■ Figure dataset records ■
------------------------------------------------------------------------

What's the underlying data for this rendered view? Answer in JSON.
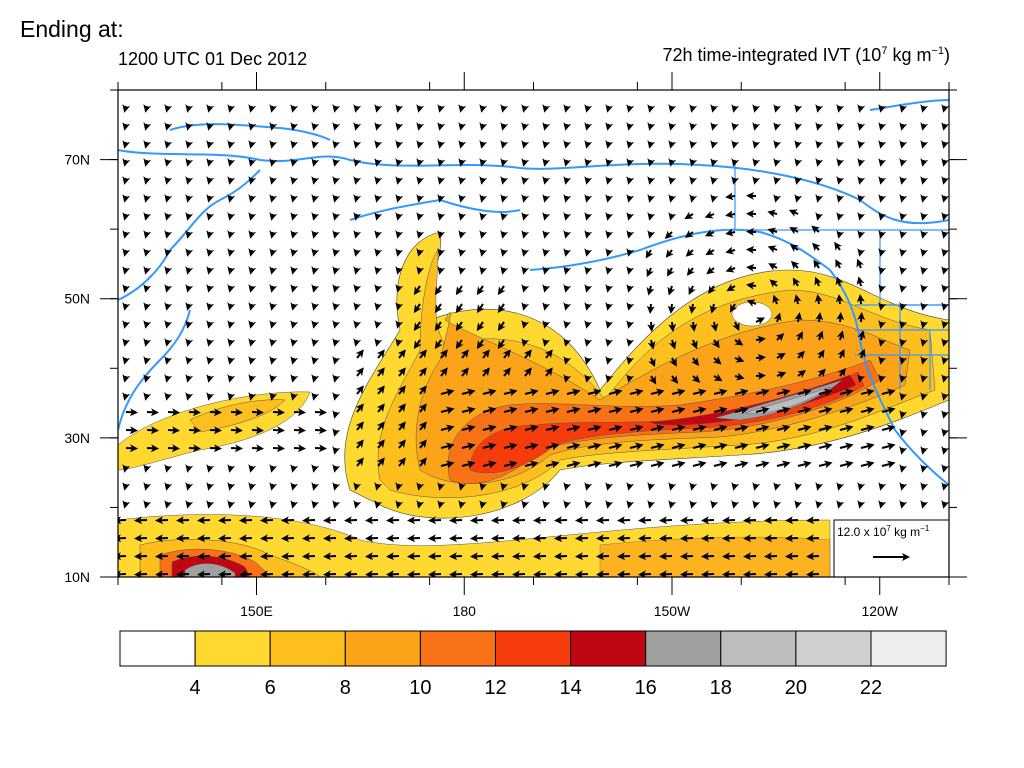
{
  "header": {
    "ending_label": "Ending at:",
    "valid_time": "1200 UTC 01 Dec 2012",
    "title_text": "72h time-integrated IVT (10",
    "title_sup1": "7",
    "title_mid": " kg m",
    "title_sup2": "−1",
    "title_end": ")"
  },
  "chart_data": {
    "type": "heatmap",
    "title": "72h time-integrated IVT (10^7 kg m^-1)",
    "valid_time": "1200 UTC 01 Dec 2012",
    "x_axis": {
      "ticks": [
        "150E",
        "180",
        "150W",
        "120W"
      ],
      "range_deg_east": [
        130,
        250
      ],
      "tick_values": [
        150,
        180,
        210,
        240
      ]
    },
    "y_axis": {
      "ticks": [
        "10N",
        "30N",
        "50N",
        "70N"
      ],
      "range_deg_north": [
        10,
        80
      ],
      "tick_values": [
        10,
        30,
        50,
        70
      ]
    },
    "colorbar": {
      "levels": [
        4,
        6,
        8,
        10,
        12,
        14,
        16,
        18,
        20,
        22
      ],
      "colors": [
        "#ffffff",
        "#ffd92f",
        "#fdbf1e",
        "#fba419",
        "#f97316",
        "#f73c0c",
        "#c00610",
        "#a0a0a0",
        "#bdbdbd",
        "#d0d0d0",
        "#eeeeee"
      ]
    },
    "reference_vector": {
      "magnitude": "12.0 x 10",
      "sup": "7",
      "units": " kg m",
      "units_sup": "−1"
    },
    "land_color": "#3399ff"
  }
}
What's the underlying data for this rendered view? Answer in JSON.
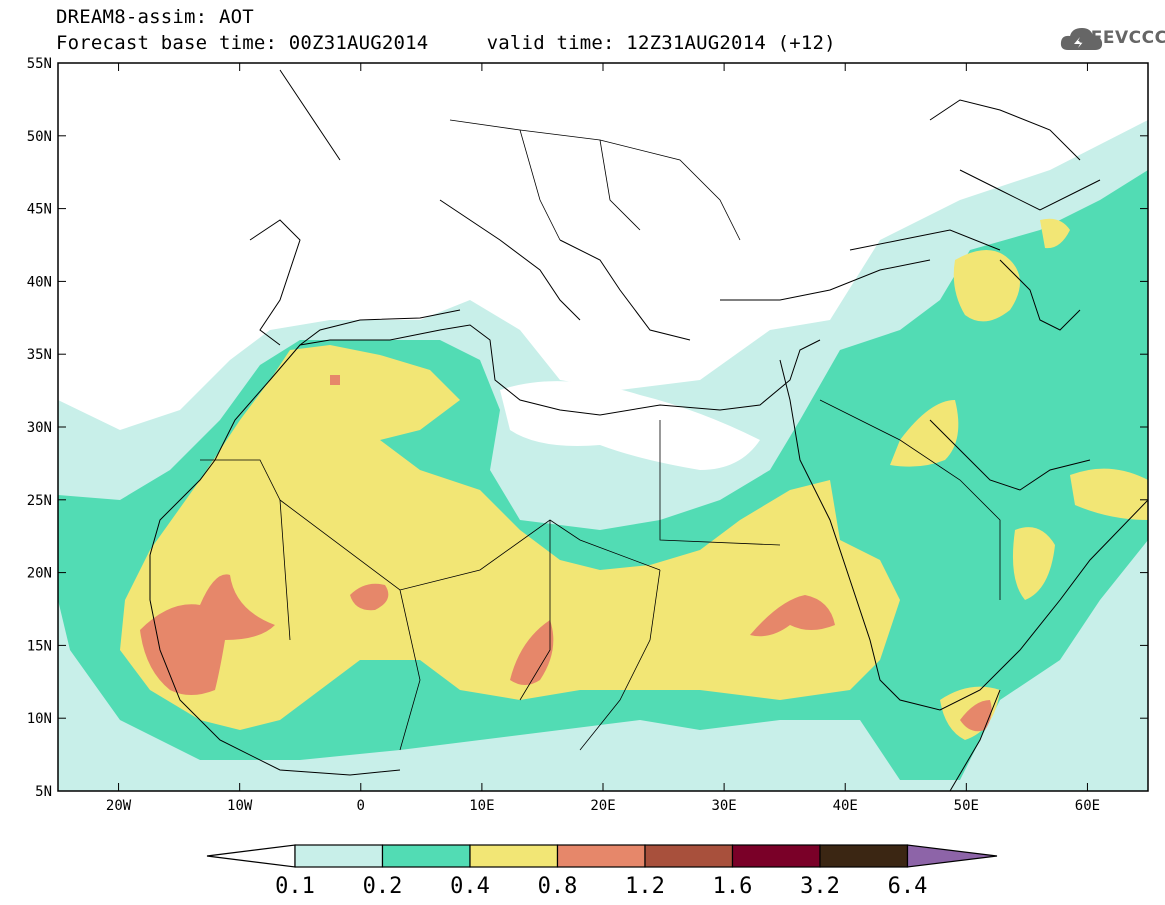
{
  "header": {
    "title_line1": "DREAM8-assim: AOT",
    "title_line2": "Forecast base time: 00Z31AUG2014     valid time: 12Z31AUG2014 (+12)",
    "logo_text": "SEEVCCC",
    "logo_icon": "cloud-icon"
  },
  "map": {
    "lon_range": [
      -25,
      65
    ],
    "lat_range": [
      5,
      55
    ],
    "lat_ticks": [
      "5N",
      "10N",
      "15N",
      "20N",
      "25N",
      "30N",
      "35N",
      "40N",
      "45N",
      "50N",
      "55N"
    ],
    "lon_ticks": [
      "20W",
      "10W",
      "0",
      "10E",
      "20E",
      "30E",
      "40E",
      "50E",
      "60E"
    ]
  },
  "colorbar": {
    "labels": [
      "0.1",
      "0.2",
      "0.4",
      "0.8",
      "1.2",
      "1.6",
      "3.2",
      "6.4"
    ],
    "colors": [
      "#ffffff",
      "#c8efe9",
      "#52dcb4",
      "#f2e675",
      "#e6876a",
      "#a8503c",
      "#7a0028",
      "#3b2613",
      "#8d64a8"
    ]
  }
}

------------------------------------------------------------------------

■ GIVEN PROBLEM ■
Print out the material word for word, omitting the pictures.

■ RESULT ■
What's the underlying data for this rendered view? Answer in JSON.
{
  "header": {
    "ending_label": "Ending at:",
    "valid_time": "1200 UTC 01 Dec 2012",
    "title_text": "72h time-integrated IVT (10",
    "title_sup1": "7",
    "title_mid": " kg m",
    "title_sup2": "−1",
    "title_end": ")"
  },
  "chart_data": {
    "type": "heatmap",
    "title": "72h time-integrated IVT (10^7 kg m^-1)",
    "valid_time": "1200 UTC 01 Dec 2012",
    "x_axis": {
      "ticks": [
        "150E",
        "180",
        "150W",
        "120W"
      ],
      "range_deg_east": [
        130,
        250
      ],
      "tick_values": [
        150,
        180,
        210,
        240
      ]
    },
    "y_axis": {
      "ticks": [
        "10N",
        "30N",
        "50N",
        "70N"
      ],
      "range_deg_north": [
        10,
        80
      ],
      "tick_values": [
        10,
        30,
        50,
        70
      ]
    },
    "colorbar": {
      "levels": [
        4,
        6,
        8,
        10,
        12,
        14,
        16,
        18,
        20,
        22
      ],
      "colors": [
        "#ffffff",
        "#ffd92f",
        "#fdbf1e",
        "#fba419",
        "#f97316",
        "#f73c0c",
        "#c00610",
        "#a0a0a0",
        "#bdbdbd",
        "#d0d0d0",
        "#eeeeee"
      ]
    },
    "reference_vector": {
      "magnitude": "12.0 x 10",
      "sup": "7",
      "units": " kg m",
      "units_sup": "−1"
    },
    "land_color": "#3399ff"
  }
}
What's the underlying data for this rendered view? Answer in JSON.
{
  "header": {
    "title_line1": "DREAM8-assim: AOT",
    "title_line2": "Forecast base time: 00Z31AUG2014     valid time: 12Z31AUG2014 (+12)",
    "logo_text": "SEEVCCC",
    "logo_icon": "cloud-icon"
  },
  "map": {
    "lon_range": [
      -25,
      65
    ],
    "lat_range": [
      5,
      55
    ],
    "lat_ticks": [
      "5N",
      "10N",
      "15N",
      "20N",
      "25N",
      "30N",
      "35N",
      "40N",
      "45N",
      "50N",
      "55N"
    ],
    "lon_ticks": [
      "20W",
      "10W",
      "0",
      "10E",
      "20E",
      "30E",
      "40E",
      "50E",
      "60E"
    ]
  },
  "colorbar": {
    "labels": [
      "0.1",
      "0.2",
      "0.4",
      "0.8",
      "1.2",
      "1.6",
      "3.2",
      "6.4"
    ],
    "colors": [
      "#ffffff",
      "#c8efe9",
      "#52dcb4",
      "#f2e675",
      "#e6876a",
      "#a8503c",
      "#7a0028",
      "#3b2613",
      "#8d64a8"
    ]
  }
}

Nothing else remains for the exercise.